▸ **What to work on**: Extract each line in the records below that contains the string "calendar".

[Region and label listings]

==================================================

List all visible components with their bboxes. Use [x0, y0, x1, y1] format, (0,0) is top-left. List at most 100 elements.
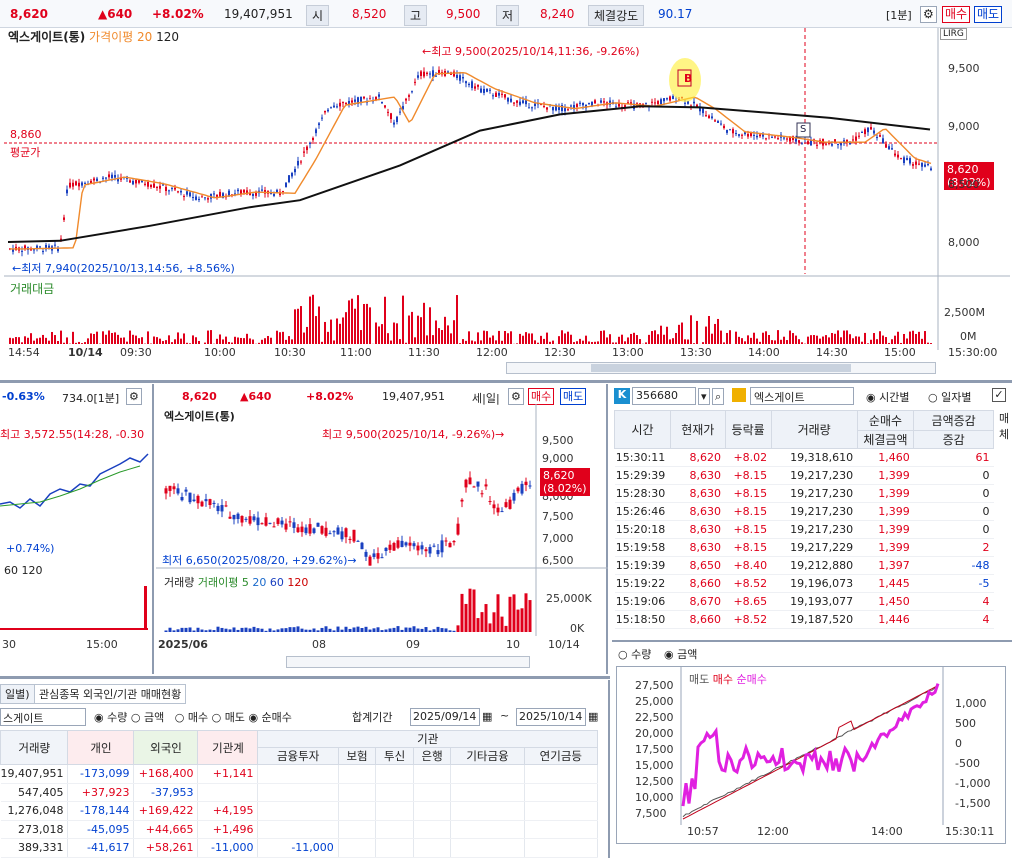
radio-by-time[interactable]: ◉ 시간별	[866, 391, 910, 404]
inv-col-bank[interactable]: 은행	[412, 747, 452, 765]
opt-sell[interactable]: ○ 매도	[211, 711, 245, 724]
table-row[interactable]: 15:19:22 8,660 +8.52 19,196,073 1,445 -5	[614, 574, 994, 593]
daily-body	[448, 542, 452, 548]
table-row[interactable]: 15:19:06 8,670 +8.65 19,193,077 1,450 4	[614, 592, 994, 611]
volume-bar	[918, 331, 920, 344]
table-row[interactable]: 15:18:50 8,660 +8.52 19,187,520 1,446 4	[614, 610, 994, 629]
candle-body	[762, 134, 764, 137]
col-volume[interactable]: 거래량	[770, 410, 858, 449]
dropdown-icon[interactable]: ▾	[698, 388, 710, 405]
calendar-icon-2[interactable]: ▦	[588, 710, 599, 723]
candle-body	[480, 88, 482, 93]
gear-icon[interactable]: ⚙	[920, 6, 937, 23]
flow-legend: 매도 매수 순매수	[689, 671, 767, 687]
inv-col-fin[interactable]: 금융투자	[257, 747, 339, 765]
daily-vol-axis-top: 25,000K	[546, 592, 592, 605]
last-price-tag: 8,620 (8.02%)	[944, 162, 994, 190]
inv-col-volume[interactable]: 거래량	[0, 730, 69, 765]
folder-icon[interactable]	[732, 388, 746, 402]
volume-bar	[864, 332, 866, 344]
col-amount-change[interactable]: 금액증감	[913, 410, 994, 431]
price-tick: 8,000	[948, 236, 980, 249]
candle-body	[33, 249, 35, 251]
candle-body	[741, 134, 743, 136]
volume-bar	[123, 337, 125, 344]
table-row[interactable]: 15:19:39 8,650 +8.40 19,212,880 1,397 -48	[614, 556, 994, 575]
volume-bar	[234, 336, 236, 344]
period-label[interactable]: [1분]	[886, 9, 912, 22]
index-gear-icon[interactable]: ⚙	[126, 388, 142, 405]
daily-buy-button[interactable]: 매수	[528, 388, 555, 405]
price-tick: 9,000	[948, 120, 980, 133]
table-row[interactable]: 15:30:11 8,620 +8.02 19,318,610 1,460 61	[614, 448, 994, 467]
radio-by-day[interactable]: ○ 일자별	[928, 391, 972, 404]
candle-body	[294, 168, 296, 173]
table-row[interactable]: 273,018 -45,095 +44,665 +1,496	[0, 820, 599, 839]
table-row[interactable]: 1,276,048 -178,144 +169,422 +4,195	[0, 801, 599, 821]
opt-buy[interactable]: ○ 매수	[174, 711, 209, 724]
daily-sell-button[interactable]: 매도	[560, 388, 587, 405]
inv-col-inst-total[interactable]: 기관계	[197, 730, 259, 765]
col-change[interactable]: 증감	[913, 430, 994, 449]
inv-col-trust[interactable]: 투신	[375, 747, 414, 765]
buy-button[interactable]: 매수	[942, 6, 971, 23]
table-row[interactable]: 19,407,951 -173,099 +168,400 +1,141	[0, 764, 599, 784]
col-price[interactable]: 현재가	[670, 410, 726, 449]
volume-bar	[504, 331, 506, 344]
daily-vol-bar	[268, 628, 272, 632]
calendar-icon[interactable]: ▦	[482, 710, 493, 723]
date-to-input[interactable]: 2025/10/14	[516, 708, 586, 726]
chart-scrollbar[interactable]	[506, 362, 936, 374]
flow-x-labels: 10:57 12:00 14:00 15:30:11	[617, 825, 1005, 839]
sell-button[interactable]: 매도	[974, 6, 1003, 23]
radio-quantity[interactable]: ○ 수량	[618, 648, 652, 661]
daily-scrollbar[interactable]	[286, 656, 530, 668]
daily-time-tick: 2025/06	[158, 638, 208, 651]
table-row[interactable]: 15:28:30 8,630 +8.15 19,217,230 1,399 0	[614, 484, 994, 503]
daily-body	[344, 528, 348, 538]
opt-amount[interactable]: ○ 금액	[130, 711, 165, 724]
daily-vol-bar	[348, 628, 352, 632]
daily-gear-icon[interactable]: ⚙	[508, 388, 524, 405]
candle-body	[195, 196, 197, 200]
stock-code-input[interactable]: 356680	[632, 387, 696, 405]
table-row[interactable]: 15:19:58 8,630 +8.15 19,217,229 1,399 2	[614, 538, 994, 557]
checkbox[interactable]: ✓	[992, 388, 1006, 402]
tab-daily[interactable]: 일별)	[0, 684, 35, 704]
table-row[interactable]: 15:29:39 8,630 +8.15 19,217,230 1,399 0	[614, 466, 994, 485]
table-row[interactable]: 547,405 +37,923 -37,953	[0, 783, 599, 802]
inv-col-foreign[interactable]: 외국인	[133, 730, 199, 765]
radio-amount[interactable]: ◉ 금액	[664, 648, 698, 661]
index-low-rate: +0.74%)	[6, 542, 55, 555]
inv-col-retail[interactable]: 개인	[67, 730, 135, 765]
table-row[interactable]: 15:20:18 8,630 +8.15 19,217,230 1,399 0	[614, 520, 994, 539]
daily-body	[256, 517, 260, 526]
daily-period[interactable]: 세|일|	[472, 392, 500, 405]
search-icon[interactable]: ⌕	[712, 388, 725, 405]
date-from-input[interactable]: 2025/09/14	[410, 708, 480, 726]
col-time[interactable]: 시간	[614, 410, 671, 449]
inv-col-other[interactable]: 기타금융	[450, 747, 525, 765]
investor-stock-field[interactable]: 스게이트	[0, 708, 86, 726]
investor-cell: -45,095	[67, 820, 135, 839]
opt-net[interactable]: ◉ 순매수	[248, 711, 292, 724]
opt-quantity[interactable]: ◉ 수량	[94, 711, 128, 724]
investor-cell	[413, 820, 452, 839]
col-net-buy[interactable]: 순매수	[856, 410, 915, 431]
daily-body	[512, 492, 516, 501]
col-rate[interactable]: 등락률	[724, 410, 772, 449]
table-row[interactable]: 15:26:46 8,630 +8.15 19,217,230 1,399 0	[614, 502, 994, 521]
index-vol-spike	[144, 586, 147, 630]
scroll-thumb[interactable]	[591, 364, 851, 372]
index-high-note: 최고 3,572.55(14:28, -0.30	[0, 428, 145, 441]
tab-watchlist[interactable]: 관심종목 외국인/기관 매매현황	[34, 684, 187, 704]
inv-col-ins[interactable]: 보험	[337, 747, 377, 765]
volume-bar	[834, 333, 836, 344]
candle-body	[783, 137, 785, 139]
radio-by-time-label: 시간별	[879, 391, 910, 404]
k-icon[interactable]: K	[614, 388, 630, 404]
chart-ctrl[interactable]: LIRG	[940, 28, 967, 40]
table-row[interactable]: 389,331 -41,617 +58,261 -11,000 -11,000	[0, 838, 599, 858]
inv-col-pension[interactable]: 연기금등	[523, 747, 599, 765]
col-exec-amount[interactable]: 체결금액	[856, 430, 915, 449]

==================================================

▸ **Complete response**:
calendar-icon-2[interactable]: ▦	[588, 710, 599, 723]
calendar-icon[interactable]: ▦	[482, 710, 493, 723]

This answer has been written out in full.